● **Problem requirements**: Transcribe the records below exactly as they appear.

● **Collected data entries**:
####

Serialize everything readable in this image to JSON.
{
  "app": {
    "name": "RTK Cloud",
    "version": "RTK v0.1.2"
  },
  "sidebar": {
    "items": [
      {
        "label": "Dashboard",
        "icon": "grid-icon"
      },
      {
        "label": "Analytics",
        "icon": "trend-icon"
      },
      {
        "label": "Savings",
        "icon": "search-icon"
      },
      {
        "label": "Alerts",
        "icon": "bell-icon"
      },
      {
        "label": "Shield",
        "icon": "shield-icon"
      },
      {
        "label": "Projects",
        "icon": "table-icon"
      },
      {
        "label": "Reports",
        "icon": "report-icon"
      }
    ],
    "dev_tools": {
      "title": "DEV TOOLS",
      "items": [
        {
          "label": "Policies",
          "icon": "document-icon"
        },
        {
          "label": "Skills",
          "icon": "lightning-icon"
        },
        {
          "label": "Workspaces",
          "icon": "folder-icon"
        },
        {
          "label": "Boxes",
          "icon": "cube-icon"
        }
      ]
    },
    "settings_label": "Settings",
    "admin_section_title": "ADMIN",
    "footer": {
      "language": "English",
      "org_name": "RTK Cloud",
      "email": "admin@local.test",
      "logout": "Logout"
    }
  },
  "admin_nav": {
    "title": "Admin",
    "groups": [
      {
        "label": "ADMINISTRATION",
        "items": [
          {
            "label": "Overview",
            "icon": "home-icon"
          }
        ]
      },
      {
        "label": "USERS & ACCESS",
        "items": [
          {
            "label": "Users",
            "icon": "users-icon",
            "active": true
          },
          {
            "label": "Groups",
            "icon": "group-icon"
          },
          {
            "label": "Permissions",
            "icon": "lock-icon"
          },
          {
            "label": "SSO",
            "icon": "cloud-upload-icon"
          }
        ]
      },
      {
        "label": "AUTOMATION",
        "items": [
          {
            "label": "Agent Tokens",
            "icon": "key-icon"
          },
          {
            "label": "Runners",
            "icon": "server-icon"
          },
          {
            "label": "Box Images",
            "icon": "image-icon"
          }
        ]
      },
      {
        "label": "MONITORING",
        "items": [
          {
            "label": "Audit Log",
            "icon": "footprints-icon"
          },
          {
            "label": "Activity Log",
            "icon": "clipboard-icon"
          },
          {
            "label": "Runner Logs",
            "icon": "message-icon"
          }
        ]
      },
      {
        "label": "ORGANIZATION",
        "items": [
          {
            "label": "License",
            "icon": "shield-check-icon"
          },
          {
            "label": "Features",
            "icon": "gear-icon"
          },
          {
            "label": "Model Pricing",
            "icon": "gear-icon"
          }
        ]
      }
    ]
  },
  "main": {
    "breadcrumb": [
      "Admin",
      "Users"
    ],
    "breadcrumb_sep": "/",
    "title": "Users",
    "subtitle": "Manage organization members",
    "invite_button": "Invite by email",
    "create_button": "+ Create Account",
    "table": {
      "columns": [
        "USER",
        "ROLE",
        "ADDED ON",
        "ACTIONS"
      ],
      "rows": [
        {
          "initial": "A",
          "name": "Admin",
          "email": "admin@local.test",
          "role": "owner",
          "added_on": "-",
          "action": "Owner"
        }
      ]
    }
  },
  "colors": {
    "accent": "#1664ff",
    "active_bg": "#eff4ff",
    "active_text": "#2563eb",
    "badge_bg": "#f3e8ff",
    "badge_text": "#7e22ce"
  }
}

####

● **Exercise output**:
Serialize everything readable in this image to JSON.
{
  "app": {
    "name": "RTK Cloud",
    "version": "RTK v0.1.2"
  },
  "sidebar": {
    "items": [
      {
        "label": "Dashboard",
        "icon": "grid-icon"
      },
      {
        "label": "Analytics",
        "icon": "trend-icon"
      },
      {
        "label": "Savings",
        "icon": "search-icon"
      },
      {
        "label": "Alerts",
        "icon": "bell-icon"
      },
      {
        "label": "Shield",
        "icon": "shield-icon"
      },
      {
        "label": "Projects",
        "icon": "table-icon"
      },
      {
        "label": "Reports",
        "icon": "report-icon"
      }
    ],
    "dev_tools": {
      "title": "DEV TOOLS",
      "items": [
        {
          "label": "Policies",
          "icon": "document-icon"
        },
        {
          "label": "Skills",
          "icon": "lightning-icon"
        },
        {
          "label": "Workspaces",
          "icon": "folder-icon"
        },
        {
          "label": "Boxes",
          "icon": "cube-icon"
        }
      ]
    },
    "settings_label": "Settings",
    "admin_section_title": "ADMIN",
    "footer": {
      "language": "English",
      "org_name": "RTK Cloud",
      "email": "admin@local.test",
      "logout": "Logout"
    }
  },
  "admin_nav": {
    "title": "Admin",
    "groups": [
      {
        "label": "ADMINISTRATION",
        "items": [
          {
            "label": "Overview",
            "icon": "home-icon"
          }
        ]
      },
      {
        "label": "USERS & ACCESS",
        "items": [
          {
            "label": "Users",
            "icon": "users-icon",
            "active": true
          },
          {
            "label": "Groups",
            "icon": "group-icon"
          },
          {
            "label": "Permissions",
            "icon": "lock-icon"
          },
          {
            "label": "SSO",
            "icon": "cloud-upload-icon"
          }
        ]
      },
      {
        "label": "AUTOMATION",
        "items": [
          {
            "label": "Agent Tokens",
            "icon": "key-icon"
          },
          {
            "label": "Runners",
            "icon": "server-icon"
          },
          {
            "label": "Box Images",
            "icon": "image-icon"
          }
        ]
      },
      {
        "label": "MONITORING",
        "items": [
          {
            "label": "Audit Log",
            "icon": "footprints-icon"
          },
          {
            "label": "Activity Log",
            "icon": "clipboard-icon"
          },
          {
            "label": "Runner Logs",
            "icon": "message-icon"
          }
        ]
      },
      {
        "label": "ORGANIZATION",
        "items": [
          {
            "label": "License",
            "icon": "shield-check-icon"
          },
          {
            "label": "Features",
            "icon": "gear-icon"
          },
          {
            "label": "Model Pricing",
            "icon": "gear-icon"
          }
        ]
      }
    ]
  },
  "main": {
    "breadcrumb": [
      "Admin",
      "Users"
    ],
    "breadcrumb_sep": "/",
    "title": "Users",
    "subtitle": "Manage organization members",
    "invite_button": "Invite by email",
    "create_button": "+ Create Account",
    "table": {
      "columns": [
        "USER",
        "ROLE",
        "ADDED ON",
        "ACTIONS"
      ],
      "rows": [
        {
          "initial": "A",
          "name": "Admin",
          "email": "admin@local.test",
          "role": "owner",
          "added_on": "-",
          "action": "Owner"
        }
      ]
    }
  },
  "colors": {
    "accent": "#1664ff",
    "active_bg": "#eff4ff",
    "active_text": "#2563eb",
    "badge_bg": "#f3e8ff",
    "badge_text": "#7e22ce"
  }
}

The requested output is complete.